■ **WRITTEN EXERCISE**:
Transcribe the stretch of the Laura Bialis page from "American born Israeli" through "Hoover Institution Archive.".

■ **PAGE EXCERPT**:
= Laura Bialis =

American born Israeli filmmaker

Laura Bialis (לורה ביאליס) is an American-Israeli filmmaker best known for directing and producing the documentary films Rock in the Red Zone (2015) and Refusenik (2008).

==Biography==

Laura R. Bialis was born in Los Angeles, California and grew up in Los Angeles and Santa Barbara, California. She attended Westlake School for Girls in LA and San Marcos High School in Santa Barbara. She got her start in production as a summer intern at Rod Lathim's Access Theatre, a nationally acclaimed theater company for performers with disabilities.

Bialis graduated from Stanford University with a degree in history. At Stanford she specialized in wartime and post-war Eastern European studies, and became fascinated with underground resistance movements. While at Stanford, Bialis conducted research at the Hoover Institution Archive.

Bialis earned a Master of Fine Arts in Production from the University of Southern California's School of Cinema-Television. Though focused on the narrative filmmaking track, Bialis became drawn to documentary after her classmates’ positive reception to her first short documentary, Attitude (1997), which was initially created as a class project at USC. The film followed a day in the life of a 13-year-old athlete, actor, and musician, Tyler Dumm, who was blind and also a partial amputee. While at USC, Bialis also produced and directed Daybreak Berlin. The film is based on the memoir of German-American artist Ilse-Margret Vogel, who was active in Berlin's unofficial underground during World War II.

A block of data:
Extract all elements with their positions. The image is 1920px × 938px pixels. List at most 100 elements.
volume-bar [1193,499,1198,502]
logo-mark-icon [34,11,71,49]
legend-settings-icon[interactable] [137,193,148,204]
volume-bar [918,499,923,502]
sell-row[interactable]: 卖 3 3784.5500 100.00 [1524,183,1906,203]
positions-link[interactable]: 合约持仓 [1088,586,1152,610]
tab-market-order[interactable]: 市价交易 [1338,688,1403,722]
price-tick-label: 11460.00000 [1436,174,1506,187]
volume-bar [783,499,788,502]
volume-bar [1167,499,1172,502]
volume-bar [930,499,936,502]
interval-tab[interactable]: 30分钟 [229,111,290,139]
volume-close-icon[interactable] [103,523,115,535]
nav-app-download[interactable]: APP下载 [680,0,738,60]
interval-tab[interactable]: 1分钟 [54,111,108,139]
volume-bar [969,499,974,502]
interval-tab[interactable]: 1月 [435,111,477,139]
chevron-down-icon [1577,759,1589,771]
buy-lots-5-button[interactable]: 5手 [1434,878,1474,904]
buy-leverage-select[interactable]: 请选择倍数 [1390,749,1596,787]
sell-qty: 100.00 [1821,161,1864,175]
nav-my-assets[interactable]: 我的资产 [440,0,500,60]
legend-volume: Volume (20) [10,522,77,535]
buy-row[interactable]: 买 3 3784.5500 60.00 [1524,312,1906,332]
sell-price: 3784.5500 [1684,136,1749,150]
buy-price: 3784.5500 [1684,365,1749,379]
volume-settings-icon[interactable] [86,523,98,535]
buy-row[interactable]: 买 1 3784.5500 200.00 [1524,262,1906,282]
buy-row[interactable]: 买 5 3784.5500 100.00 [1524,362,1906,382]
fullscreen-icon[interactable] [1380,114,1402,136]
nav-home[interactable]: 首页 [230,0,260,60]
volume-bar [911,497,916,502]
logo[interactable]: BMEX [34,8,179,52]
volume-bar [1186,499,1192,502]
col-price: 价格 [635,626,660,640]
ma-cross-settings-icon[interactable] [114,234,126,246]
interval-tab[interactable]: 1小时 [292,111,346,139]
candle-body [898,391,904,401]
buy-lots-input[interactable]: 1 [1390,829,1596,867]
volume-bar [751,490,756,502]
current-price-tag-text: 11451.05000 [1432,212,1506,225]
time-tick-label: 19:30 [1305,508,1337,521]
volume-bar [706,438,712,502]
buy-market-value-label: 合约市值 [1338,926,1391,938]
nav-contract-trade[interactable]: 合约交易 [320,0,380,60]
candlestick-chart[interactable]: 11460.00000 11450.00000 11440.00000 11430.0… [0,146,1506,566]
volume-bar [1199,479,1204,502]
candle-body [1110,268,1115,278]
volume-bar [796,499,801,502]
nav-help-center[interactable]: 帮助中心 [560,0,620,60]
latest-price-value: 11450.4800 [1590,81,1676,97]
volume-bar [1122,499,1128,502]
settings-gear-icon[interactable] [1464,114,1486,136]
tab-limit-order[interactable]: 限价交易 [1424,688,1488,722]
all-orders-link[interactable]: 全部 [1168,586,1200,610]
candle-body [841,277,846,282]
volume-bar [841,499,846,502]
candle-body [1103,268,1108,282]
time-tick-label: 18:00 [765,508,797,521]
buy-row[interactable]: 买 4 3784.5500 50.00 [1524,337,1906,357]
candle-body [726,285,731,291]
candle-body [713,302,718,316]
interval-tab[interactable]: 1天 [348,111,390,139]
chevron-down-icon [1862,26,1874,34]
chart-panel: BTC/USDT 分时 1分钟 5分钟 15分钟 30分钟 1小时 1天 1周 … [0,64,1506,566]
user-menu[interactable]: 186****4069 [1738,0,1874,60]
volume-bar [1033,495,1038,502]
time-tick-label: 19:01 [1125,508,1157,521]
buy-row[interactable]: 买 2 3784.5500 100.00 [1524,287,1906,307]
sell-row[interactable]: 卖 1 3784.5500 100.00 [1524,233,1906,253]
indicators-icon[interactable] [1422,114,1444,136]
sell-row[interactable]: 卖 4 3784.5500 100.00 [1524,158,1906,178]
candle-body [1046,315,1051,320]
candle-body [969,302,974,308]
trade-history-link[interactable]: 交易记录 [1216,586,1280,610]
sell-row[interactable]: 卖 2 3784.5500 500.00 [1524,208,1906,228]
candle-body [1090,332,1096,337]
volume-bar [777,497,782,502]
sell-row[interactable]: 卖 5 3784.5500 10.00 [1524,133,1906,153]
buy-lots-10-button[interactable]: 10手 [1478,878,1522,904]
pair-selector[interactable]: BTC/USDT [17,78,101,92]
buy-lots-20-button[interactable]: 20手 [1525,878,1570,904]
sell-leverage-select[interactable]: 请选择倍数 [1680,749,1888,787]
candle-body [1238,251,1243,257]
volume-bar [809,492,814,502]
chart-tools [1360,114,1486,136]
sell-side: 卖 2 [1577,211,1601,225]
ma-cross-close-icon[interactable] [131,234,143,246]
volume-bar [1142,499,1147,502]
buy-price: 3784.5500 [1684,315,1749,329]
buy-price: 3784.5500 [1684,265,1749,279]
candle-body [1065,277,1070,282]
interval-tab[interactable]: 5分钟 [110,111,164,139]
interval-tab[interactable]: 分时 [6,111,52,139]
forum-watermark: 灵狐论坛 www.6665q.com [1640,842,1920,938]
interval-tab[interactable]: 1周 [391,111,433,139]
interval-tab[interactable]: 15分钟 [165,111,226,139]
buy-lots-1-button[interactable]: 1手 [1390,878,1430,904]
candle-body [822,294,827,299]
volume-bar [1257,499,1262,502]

■ **SOLUTION TO THIS TASK**:
American born Israeli filmmaker

Laura Bialis (לורה ביאליס) is an American-Israeli filmmaker best known for directing and producing the documentary films Rock in the Red Zone (2015) and Refusenik (2008).

==Biography==

Laura R. Bialis was born in Los Angeles, California and grew up in Los Angeles and Santa Barbara, California. She attended Westlake School for Girls in LA and San Marcos High School in Santa Barbara. She got her start in production as a summer intern at Rod Lathim's Access Theatre, a nationally acclaimed theater company for performers with disabilities.

Bialis graduated from Stanford University with a degree in history. At Stanford she specialized in wartime and post-war Eastern European studies, and became fascinated with underground resistance movements. While at Stanford, Bialis conducted research at the Hoover Institution Archive.